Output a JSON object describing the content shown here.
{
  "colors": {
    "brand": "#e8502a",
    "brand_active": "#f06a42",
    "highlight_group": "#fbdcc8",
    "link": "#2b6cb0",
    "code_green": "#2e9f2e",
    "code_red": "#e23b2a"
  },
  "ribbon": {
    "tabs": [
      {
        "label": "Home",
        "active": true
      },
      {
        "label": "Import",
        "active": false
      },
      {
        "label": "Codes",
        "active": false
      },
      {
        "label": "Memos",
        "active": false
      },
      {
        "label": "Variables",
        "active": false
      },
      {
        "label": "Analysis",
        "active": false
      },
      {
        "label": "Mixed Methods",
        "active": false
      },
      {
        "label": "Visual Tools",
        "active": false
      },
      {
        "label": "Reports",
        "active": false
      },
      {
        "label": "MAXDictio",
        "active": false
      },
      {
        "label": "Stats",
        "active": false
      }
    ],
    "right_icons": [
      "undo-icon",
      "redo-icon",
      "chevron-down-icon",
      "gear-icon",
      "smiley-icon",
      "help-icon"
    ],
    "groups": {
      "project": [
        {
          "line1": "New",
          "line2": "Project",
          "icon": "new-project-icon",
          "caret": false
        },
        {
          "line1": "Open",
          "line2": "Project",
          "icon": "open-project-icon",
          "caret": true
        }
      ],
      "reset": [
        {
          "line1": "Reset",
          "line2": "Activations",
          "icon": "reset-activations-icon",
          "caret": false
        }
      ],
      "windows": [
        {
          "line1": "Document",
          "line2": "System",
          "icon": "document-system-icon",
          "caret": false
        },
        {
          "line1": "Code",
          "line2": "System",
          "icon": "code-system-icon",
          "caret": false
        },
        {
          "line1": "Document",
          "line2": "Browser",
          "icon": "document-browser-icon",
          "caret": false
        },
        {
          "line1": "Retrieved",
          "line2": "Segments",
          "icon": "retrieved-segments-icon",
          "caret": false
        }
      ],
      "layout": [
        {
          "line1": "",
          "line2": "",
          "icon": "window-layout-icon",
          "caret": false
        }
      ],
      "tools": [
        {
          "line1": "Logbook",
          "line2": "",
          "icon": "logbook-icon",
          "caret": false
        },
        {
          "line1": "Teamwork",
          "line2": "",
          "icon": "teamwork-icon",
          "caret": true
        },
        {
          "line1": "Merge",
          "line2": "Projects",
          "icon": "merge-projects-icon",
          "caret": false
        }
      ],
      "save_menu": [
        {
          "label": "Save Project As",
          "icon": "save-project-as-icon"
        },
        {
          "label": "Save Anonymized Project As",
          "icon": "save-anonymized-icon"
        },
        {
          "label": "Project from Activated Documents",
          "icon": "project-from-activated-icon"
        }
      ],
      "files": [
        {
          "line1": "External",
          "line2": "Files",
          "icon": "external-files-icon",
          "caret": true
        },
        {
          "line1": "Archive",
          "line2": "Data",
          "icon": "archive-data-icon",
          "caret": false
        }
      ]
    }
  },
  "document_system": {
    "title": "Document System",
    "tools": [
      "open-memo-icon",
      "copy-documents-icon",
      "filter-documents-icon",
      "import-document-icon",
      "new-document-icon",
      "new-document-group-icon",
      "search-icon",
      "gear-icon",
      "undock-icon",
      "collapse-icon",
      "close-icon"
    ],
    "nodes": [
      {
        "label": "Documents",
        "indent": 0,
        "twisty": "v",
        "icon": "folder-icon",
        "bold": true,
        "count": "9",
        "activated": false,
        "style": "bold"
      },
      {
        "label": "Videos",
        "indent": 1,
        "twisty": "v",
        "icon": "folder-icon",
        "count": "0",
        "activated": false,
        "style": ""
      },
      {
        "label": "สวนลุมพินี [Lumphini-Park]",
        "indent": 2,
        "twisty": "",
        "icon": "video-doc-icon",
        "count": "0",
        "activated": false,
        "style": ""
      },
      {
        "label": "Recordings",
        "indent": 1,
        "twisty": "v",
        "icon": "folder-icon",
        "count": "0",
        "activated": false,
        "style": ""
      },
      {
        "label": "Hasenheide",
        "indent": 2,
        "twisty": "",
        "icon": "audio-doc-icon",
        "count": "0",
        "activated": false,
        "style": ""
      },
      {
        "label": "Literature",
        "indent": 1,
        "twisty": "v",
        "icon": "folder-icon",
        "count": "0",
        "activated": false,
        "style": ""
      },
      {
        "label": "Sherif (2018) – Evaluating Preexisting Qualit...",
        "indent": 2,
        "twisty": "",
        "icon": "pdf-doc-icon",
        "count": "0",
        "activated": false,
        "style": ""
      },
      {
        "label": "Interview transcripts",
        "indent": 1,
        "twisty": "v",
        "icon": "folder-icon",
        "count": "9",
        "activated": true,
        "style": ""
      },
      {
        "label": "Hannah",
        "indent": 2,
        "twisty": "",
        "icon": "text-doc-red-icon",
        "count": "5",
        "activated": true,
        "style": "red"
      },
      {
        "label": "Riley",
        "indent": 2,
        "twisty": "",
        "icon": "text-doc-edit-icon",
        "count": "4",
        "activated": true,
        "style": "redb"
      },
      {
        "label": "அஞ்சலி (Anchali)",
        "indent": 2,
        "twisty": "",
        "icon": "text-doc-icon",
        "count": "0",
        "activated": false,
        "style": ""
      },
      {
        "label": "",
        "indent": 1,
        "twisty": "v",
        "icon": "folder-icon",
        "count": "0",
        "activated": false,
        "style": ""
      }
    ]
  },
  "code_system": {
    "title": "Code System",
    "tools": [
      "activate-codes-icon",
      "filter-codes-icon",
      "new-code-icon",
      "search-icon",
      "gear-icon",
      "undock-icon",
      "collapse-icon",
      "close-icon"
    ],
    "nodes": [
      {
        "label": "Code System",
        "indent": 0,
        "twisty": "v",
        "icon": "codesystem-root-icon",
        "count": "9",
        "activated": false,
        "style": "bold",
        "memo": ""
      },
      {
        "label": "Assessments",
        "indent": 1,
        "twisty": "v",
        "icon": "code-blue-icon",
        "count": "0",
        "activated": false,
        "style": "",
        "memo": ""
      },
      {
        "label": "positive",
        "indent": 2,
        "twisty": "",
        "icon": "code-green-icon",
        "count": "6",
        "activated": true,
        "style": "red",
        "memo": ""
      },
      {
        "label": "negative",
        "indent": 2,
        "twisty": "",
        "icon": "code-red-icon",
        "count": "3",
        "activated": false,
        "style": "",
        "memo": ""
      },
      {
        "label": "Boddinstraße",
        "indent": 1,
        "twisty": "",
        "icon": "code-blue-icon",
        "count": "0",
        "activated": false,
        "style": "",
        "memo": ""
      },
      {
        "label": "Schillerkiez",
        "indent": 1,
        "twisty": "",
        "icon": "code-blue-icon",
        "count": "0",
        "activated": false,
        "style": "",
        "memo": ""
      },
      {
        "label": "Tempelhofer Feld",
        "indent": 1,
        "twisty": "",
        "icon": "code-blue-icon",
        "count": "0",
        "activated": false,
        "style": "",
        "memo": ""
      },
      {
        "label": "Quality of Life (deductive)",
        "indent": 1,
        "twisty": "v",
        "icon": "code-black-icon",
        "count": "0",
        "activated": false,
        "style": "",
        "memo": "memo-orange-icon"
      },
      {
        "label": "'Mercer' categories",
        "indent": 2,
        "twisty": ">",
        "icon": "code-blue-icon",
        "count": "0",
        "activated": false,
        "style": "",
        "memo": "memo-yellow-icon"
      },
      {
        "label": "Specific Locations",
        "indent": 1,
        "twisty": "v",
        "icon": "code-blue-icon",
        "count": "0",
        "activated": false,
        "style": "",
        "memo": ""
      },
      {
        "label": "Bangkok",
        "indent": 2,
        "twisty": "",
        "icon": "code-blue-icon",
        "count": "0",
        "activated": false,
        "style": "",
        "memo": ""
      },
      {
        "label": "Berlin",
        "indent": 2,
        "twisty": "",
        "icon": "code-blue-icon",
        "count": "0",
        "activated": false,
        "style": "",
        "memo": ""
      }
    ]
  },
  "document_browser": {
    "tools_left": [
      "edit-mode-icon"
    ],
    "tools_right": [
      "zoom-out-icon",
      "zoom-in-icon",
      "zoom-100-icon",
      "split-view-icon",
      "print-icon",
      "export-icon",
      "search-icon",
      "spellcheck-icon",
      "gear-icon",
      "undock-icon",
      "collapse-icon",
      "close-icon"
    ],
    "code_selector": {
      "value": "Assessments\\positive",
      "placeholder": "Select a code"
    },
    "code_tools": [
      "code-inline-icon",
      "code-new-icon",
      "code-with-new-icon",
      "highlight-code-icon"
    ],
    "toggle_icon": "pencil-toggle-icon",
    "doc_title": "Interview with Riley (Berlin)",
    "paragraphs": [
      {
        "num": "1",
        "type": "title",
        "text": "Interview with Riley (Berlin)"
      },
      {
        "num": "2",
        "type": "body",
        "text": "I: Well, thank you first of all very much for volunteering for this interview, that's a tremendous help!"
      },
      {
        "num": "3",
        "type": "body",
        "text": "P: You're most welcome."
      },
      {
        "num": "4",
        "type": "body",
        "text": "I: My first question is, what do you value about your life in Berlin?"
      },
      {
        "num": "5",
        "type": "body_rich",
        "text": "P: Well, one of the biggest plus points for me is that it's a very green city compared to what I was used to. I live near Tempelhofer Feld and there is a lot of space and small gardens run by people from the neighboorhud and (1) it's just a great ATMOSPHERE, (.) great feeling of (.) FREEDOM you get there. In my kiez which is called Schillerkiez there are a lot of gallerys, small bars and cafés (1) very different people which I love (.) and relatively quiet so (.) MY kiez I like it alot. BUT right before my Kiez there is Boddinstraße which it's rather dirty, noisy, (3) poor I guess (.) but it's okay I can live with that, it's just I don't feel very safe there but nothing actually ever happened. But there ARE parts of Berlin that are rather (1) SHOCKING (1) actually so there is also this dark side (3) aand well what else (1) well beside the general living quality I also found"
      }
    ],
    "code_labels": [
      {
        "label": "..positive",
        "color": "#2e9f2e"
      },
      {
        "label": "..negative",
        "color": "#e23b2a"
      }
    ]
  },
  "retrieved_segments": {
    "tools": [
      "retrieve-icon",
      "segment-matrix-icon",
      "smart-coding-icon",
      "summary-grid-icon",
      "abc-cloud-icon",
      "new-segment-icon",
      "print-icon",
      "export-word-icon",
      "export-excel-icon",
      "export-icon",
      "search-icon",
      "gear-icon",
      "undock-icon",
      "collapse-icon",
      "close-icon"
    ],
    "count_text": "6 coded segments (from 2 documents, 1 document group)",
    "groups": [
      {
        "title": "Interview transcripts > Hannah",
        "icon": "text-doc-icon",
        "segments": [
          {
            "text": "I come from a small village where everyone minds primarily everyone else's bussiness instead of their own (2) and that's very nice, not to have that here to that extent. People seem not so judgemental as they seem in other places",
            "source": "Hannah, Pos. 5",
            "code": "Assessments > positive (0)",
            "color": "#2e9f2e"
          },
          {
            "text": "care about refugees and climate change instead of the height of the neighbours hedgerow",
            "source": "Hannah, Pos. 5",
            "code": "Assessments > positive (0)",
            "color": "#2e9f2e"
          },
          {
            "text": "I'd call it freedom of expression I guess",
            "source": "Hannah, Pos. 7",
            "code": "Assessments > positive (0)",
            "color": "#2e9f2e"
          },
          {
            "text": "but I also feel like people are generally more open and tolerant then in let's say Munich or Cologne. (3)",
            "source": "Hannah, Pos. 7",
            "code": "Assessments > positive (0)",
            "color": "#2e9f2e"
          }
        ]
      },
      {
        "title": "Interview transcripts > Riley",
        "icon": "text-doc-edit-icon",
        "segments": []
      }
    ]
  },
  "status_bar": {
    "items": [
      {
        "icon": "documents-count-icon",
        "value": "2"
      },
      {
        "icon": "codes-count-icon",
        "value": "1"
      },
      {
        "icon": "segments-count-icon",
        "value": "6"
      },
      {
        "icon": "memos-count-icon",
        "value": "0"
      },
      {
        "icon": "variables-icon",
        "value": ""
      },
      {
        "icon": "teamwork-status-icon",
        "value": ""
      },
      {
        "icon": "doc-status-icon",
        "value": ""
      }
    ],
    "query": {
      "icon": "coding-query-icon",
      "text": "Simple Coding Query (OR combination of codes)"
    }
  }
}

^^^^^^^^^^^^^^^^

:: Task statement ::
Which lines hold the string "about"? List them all.

:: Worked solution ::
        "text": "I: My first question is, what do you value about your life in Berlin?"
            "text": "care about refugees and climate change instead of the height of the neighbours hedgerow",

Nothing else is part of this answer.